### GIVEN REQUEST
Which lines in the material below contain the word "emit"? Copy each of them.

### SOURCE DATA
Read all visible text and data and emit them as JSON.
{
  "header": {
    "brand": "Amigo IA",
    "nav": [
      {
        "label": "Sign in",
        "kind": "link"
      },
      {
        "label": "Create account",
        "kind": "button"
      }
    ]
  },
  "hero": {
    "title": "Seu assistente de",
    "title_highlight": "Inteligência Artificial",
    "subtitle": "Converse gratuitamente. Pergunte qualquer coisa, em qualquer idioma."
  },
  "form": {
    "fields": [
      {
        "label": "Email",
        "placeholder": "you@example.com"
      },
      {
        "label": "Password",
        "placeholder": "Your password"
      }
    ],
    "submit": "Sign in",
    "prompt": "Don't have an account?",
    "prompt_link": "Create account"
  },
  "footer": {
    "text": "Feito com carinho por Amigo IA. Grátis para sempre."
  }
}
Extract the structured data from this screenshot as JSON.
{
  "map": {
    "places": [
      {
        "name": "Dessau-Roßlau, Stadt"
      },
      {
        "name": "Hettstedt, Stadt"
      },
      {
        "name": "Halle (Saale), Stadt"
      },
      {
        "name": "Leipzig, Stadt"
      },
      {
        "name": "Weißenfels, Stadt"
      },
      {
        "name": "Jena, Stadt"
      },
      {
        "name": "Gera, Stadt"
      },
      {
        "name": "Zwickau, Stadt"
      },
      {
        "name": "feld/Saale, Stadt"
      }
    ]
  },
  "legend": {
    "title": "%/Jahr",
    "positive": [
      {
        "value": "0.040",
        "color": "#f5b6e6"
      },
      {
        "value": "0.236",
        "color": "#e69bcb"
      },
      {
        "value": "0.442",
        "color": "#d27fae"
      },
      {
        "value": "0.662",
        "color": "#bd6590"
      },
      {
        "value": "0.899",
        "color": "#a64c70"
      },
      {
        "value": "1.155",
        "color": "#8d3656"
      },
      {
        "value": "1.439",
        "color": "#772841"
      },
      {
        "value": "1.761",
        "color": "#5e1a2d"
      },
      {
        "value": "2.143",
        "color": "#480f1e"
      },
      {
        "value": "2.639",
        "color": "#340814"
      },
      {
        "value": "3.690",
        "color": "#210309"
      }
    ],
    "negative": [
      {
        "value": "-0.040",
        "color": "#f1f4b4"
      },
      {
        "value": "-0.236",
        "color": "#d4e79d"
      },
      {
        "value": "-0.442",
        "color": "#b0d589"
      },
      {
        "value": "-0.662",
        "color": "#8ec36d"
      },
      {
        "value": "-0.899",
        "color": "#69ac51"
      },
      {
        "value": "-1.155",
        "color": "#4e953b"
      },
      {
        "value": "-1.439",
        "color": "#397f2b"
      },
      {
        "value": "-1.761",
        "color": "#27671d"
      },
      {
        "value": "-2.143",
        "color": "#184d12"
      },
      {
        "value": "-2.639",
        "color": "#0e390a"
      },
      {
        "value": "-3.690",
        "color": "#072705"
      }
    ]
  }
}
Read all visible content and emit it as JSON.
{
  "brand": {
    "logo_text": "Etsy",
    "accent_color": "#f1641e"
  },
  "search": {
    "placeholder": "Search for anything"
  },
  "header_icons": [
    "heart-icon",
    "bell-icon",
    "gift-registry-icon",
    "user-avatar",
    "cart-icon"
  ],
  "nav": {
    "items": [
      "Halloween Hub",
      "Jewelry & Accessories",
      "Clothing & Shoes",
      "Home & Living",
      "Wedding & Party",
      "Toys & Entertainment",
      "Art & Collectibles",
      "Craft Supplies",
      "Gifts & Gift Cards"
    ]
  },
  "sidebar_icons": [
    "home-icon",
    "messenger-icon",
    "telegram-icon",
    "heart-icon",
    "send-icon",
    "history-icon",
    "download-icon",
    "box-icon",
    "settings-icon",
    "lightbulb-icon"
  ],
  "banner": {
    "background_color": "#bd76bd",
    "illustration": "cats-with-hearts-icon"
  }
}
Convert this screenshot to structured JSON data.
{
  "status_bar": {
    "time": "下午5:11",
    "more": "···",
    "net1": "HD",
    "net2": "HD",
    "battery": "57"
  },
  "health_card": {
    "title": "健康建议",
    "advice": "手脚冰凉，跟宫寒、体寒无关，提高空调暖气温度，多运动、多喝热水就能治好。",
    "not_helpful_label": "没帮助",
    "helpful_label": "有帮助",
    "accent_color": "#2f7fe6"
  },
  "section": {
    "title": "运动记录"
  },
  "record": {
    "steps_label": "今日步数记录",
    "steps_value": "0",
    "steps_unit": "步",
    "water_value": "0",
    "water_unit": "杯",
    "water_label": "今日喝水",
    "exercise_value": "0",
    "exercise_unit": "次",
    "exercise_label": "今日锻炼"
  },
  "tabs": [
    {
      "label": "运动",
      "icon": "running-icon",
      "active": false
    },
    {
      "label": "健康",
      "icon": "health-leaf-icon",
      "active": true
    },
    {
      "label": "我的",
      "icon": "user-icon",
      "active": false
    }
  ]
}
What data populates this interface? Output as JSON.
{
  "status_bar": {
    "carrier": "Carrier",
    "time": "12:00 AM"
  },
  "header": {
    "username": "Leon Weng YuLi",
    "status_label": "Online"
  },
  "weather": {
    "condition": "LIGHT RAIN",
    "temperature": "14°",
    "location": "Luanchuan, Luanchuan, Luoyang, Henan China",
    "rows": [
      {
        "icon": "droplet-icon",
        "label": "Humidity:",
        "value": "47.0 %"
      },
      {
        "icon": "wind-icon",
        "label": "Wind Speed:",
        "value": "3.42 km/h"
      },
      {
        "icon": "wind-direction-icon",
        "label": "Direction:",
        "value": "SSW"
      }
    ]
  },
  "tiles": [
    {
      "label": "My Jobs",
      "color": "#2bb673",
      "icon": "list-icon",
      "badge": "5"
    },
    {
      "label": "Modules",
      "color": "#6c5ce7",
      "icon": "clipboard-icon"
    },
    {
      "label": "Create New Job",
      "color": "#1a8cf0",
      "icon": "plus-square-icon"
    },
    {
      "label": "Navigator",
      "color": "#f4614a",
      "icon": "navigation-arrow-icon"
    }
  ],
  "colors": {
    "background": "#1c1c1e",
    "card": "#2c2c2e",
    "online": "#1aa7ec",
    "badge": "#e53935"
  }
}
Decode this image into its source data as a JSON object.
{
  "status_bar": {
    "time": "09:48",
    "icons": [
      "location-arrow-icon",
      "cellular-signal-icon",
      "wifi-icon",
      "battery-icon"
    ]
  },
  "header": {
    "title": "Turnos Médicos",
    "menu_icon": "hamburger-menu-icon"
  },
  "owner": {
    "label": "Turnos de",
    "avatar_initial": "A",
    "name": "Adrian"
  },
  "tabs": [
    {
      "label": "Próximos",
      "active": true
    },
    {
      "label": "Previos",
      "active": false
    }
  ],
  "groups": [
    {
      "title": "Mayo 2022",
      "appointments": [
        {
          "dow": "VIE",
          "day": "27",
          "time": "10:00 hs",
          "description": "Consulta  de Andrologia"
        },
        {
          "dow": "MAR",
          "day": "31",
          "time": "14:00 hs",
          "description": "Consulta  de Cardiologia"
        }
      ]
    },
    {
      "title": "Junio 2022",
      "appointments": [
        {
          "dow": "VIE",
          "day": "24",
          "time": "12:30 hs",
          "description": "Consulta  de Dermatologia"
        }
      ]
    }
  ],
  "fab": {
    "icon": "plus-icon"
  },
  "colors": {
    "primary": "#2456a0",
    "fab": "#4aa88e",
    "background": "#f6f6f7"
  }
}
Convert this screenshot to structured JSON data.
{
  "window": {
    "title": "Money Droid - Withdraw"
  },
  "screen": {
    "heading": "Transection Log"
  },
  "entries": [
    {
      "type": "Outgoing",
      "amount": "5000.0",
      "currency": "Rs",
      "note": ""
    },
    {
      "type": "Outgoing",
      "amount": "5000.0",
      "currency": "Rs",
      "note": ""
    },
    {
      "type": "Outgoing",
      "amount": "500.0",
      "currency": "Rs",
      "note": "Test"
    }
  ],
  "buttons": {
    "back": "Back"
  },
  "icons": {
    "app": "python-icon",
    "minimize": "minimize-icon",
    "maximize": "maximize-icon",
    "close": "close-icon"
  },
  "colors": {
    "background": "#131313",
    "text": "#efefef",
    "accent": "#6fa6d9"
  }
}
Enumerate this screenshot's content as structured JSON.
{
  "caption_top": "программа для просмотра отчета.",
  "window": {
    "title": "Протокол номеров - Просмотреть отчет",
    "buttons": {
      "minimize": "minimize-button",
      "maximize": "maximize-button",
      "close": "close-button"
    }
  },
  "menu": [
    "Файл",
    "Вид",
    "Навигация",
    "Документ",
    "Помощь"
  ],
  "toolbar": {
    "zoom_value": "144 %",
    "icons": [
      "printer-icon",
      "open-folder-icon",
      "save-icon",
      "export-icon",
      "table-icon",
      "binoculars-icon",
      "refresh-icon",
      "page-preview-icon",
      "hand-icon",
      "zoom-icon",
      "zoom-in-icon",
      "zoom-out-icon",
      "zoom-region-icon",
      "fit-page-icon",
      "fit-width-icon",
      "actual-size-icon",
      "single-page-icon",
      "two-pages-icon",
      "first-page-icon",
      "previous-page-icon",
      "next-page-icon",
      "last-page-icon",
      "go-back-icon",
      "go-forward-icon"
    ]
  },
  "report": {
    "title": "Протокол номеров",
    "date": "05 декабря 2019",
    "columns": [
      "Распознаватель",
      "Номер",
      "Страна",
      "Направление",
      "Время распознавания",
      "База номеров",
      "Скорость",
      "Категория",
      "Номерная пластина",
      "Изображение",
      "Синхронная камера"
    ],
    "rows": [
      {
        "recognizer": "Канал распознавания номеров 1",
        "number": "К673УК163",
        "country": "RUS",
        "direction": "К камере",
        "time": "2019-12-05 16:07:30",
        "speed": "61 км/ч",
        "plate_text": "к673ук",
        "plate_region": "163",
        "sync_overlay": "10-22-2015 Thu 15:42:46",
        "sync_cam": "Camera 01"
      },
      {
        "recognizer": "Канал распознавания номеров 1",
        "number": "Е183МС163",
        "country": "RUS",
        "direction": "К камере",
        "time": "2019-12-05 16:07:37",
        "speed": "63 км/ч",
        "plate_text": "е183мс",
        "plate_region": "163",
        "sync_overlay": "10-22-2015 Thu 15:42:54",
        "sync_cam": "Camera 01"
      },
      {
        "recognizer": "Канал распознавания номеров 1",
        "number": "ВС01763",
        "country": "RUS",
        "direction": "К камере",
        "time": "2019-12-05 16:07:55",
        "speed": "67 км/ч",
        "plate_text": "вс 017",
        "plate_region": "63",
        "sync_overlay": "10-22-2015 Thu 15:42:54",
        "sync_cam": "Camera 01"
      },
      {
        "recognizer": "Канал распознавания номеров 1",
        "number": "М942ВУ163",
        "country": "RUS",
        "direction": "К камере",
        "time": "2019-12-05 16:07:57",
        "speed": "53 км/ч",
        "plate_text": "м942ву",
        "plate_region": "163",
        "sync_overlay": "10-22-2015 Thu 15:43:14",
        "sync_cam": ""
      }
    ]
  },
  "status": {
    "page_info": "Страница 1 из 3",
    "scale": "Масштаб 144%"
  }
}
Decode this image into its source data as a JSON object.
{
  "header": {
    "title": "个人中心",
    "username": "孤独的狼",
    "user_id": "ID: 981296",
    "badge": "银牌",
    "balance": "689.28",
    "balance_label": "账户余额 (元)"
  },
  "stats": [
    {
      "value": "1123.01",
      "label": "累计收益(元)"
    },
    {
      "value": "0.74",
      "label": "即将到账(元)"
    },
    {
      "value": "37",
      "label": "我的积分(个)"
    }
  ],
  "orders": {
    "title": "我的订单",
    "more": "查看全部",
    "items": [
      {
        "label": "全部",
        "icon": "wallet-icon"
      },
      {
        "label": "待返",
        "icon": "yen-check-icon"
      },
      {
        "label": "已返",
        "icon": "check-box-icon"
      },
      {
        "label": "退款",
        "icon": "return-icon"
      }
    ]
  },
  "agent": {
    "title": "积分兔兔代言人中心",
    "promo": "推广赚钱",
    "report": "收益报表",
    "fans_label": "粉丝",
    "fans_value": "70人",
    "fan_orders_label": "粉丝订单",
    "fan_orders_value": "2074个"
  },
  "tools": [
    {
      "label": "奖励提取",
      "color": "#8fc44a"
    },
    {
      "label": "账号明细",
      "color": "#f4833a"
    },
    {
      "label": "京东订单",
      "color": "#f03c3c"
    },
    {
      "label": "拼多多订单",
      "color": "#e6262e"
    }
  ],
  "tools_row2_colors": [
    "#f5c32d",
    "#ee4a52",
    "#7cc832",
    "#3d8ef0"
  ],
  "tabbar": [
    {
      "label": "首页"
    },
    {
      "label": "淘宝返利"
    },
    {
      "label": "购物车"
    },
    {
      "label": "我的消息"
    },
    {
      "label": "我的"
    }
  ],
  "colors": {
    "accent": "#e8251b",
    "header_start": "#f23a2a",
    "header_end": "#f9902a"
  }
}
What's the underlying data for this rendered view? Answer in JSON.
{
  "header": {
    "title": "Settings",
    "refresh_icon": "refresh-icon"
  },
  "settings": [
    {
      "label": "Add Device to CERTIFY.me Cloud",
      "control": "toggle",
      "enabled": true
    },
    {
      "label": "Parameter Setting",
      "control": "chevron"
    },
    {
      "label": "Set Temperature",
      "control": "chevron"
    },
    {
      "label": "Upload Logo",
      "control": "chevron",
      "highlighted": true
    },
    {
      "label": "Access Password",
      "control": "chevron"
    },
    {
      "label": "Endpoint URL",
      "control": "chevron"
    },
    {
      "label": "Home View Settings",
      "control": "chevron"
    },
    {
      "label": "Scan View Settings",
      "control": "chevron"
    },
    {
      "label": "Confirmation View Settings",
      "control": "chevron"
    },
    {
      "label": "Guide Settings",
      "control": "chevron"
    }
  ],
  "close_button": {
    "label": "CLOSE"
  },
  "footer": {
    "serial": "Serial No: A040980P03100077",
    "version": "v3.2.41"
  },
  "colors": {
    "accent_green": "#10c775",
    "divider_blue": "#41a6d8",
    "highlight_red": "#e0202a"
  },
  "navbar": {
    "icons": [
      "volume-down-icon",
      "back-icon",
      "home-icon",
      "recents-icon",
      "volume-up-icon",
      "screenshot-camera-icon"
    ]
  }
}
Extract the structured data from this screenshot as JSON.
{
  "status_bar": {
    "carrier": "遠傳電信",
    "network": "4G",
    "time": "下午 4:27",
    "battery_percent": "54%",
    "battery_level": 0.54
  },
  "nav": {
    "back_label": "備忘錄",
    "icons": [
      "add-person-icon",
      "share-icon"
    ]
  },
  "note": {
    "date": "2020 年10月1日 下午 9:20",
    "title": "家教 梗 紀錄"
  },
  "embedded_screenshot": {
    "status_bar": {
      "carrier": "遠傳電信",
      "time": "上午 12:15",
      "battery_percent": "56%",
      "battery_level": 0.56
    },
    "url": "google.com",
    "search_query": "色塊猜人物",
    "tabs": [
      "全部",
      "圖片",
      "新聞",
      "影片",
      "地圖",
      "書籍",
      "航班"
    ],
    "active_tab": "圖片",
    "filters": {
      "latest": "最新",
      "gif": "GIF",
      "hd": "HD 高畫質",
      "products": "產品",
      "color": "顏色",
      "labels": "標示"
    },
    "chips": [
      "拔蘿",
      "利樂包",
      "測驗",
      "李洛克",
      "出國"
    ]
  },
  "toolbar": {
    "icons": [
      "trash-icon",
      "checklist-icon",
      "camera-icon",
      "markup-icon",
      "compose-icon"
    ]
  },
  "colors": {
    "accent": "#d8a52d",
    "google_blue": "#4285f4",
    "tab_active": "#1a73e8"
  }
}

### TASK RESPONSE
Read all visible text and data and emit them as JSON.
Read all visible content and emit it as JSON.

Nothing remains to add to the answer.